> _Quoted text_:
This is particularly apparent in participants’ dating lives. Thirty-three year-old Shinji is now married but paid great attention to his grooming during his single life as an undergraduate student in Tokyo. He was particular about his hairstyle, especially the proportion of thickness at the back which saw him frequent a famous, ‘top stylist’ in the trendy Harajuku neighbourhood. He bought clothes that were more expensive and stylish. He was a ‘young guy … I mean, I wanted to be popular, I wanted to go girl hunting (gāru hanto), I wanted to go on dates. So I cared about my appearance’. Ironically, when he first met his wife-to-be, he was wearing sandals which she thought made him look slovenly (darashi nai) and careless about his self presentation (according to him, though, these sandals were then fashionable). Nonetheless, it is clear that Shinji considers good grooming–what he described as ‘what I felt looked good for me’ (jibun ga ii na-ppoi)–important to be popular when ‘girl hunting’. In describing his grooming choices in terms of what he felt looked good also highlights that it is ultimately the man himself who must gauge women’s preferences, a point to which I return at the end of this section.

The naked body, too, is important, as illustrated by twenty-two year-old Keisuke who has recently begun full-time work at a large manufacturing company after graduating from a university in the USA. Despite his young age, he had a particularly strong desire for marriage. On the several occasions we met, he seemed to be testing the waters with different women; he even had a date scheduled for after our meeting. Keisuke is passionate about building his muscles at the gym, a pursuit that began while living in the USA where he felt pressure from large-muscled and smooth-skinned sportsmen and movie stars–in particular, Daniel Craig in James Bond or Captain America–as well as his male peers. ‘Women don’t like skinny guys. In order to get a girlfriend, you have to be on the same level as others. You know, I won’t be taken seriously. People will just make fun of me if I’m skinny’. To illustrate, he showed a photo from the fashion magazine for men in their teens and 20 s, men’s non-no, of a thin male model with long hair and wearing a baggy white sweatshirt, describing him as ‘unhealthy’. By contrast,

You know, like, in a Hollywood movie, I have to say that, they have the sex scene, right? With the naked guy and the naked girl. And the naked guy has like perfect body shape–everyone has a Cristiano Ronaldo body shape. And then I think that’s how sex should be [laughs], right? And then I come to Japan, and then, talk with my friends about those things, I mean–they, those friends have girlfriends, but their bodies like this! Skinny, so skinny, I can see their bones here! [points at ribs] And then, like, okay, you guys have sex with that body? Like, so gross. So uncool … looks really unhealthy, this is like – girls won’t fuck that.

> _Information provided_:

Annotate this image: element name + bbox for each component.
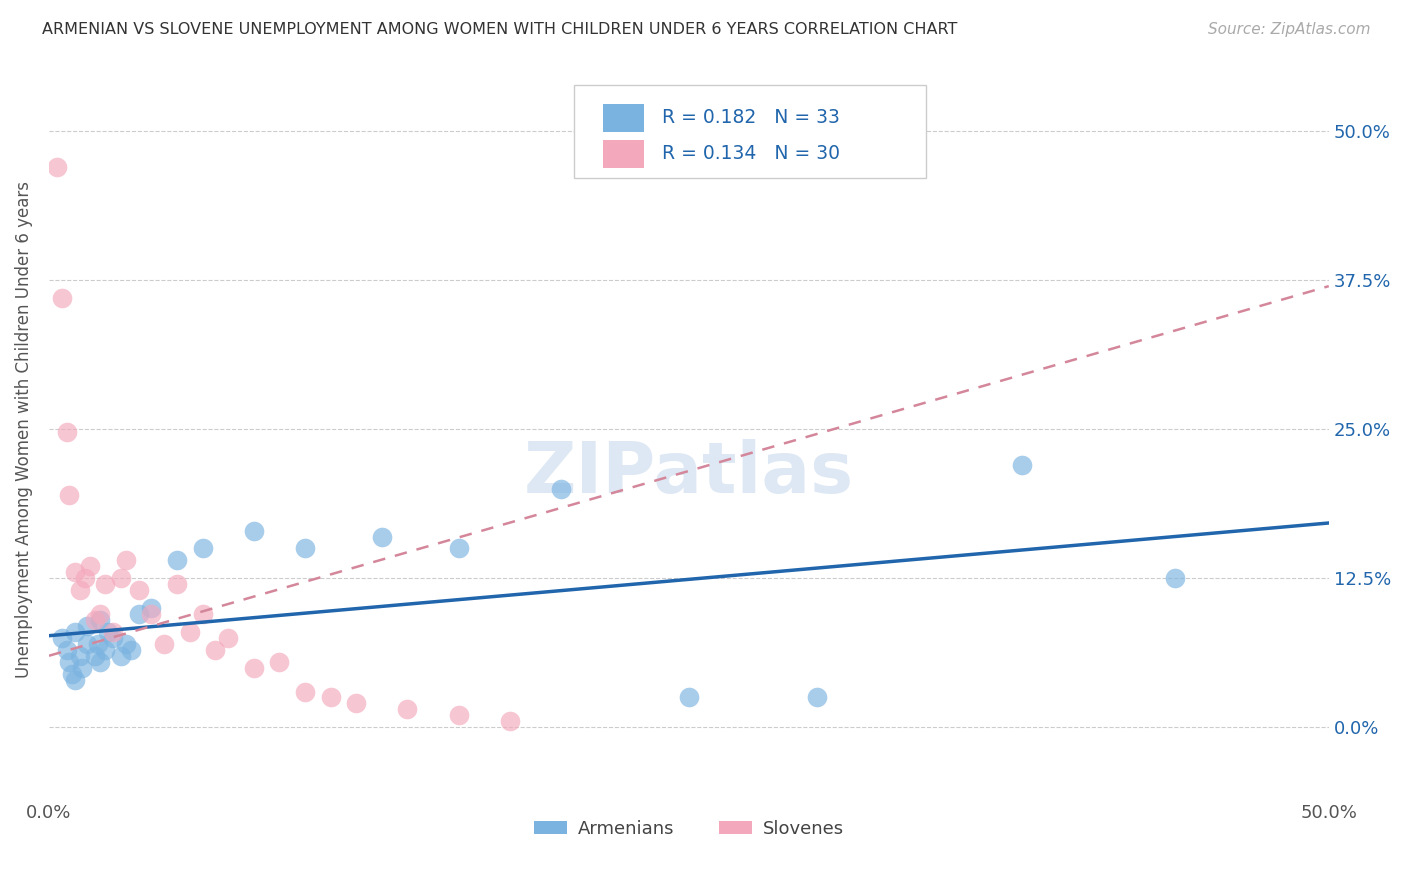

> _Your task_:
Duplicate the passage on men's grooming word for word, beginning at the words that have "You know, like, in" and stopping after "won’t fuck that.". The listing has nothing to do with the passage on men's grooming.

> _Exercise solution_:
You know, like, in a Hollywood movie, I have to say that, they have the sex scene, right? With the naked guy and the naked girl. And the naked guy has like perfect body shape–everyone has a Cristiano Ronaldo body shape. And then I think that’s how sex should be [laughs], right? And then I come to Japan, and then, talk with my friends about those things, I mean–they, those friends have girlfriends, but their bodies like this! Skinny, so skinny, I can see their bones here! [points at ribs] And then, like, okay, you guys have sex with that body? Like, so gross. So uncool … looks really unhealthy, this is like – girls won’t fuck that.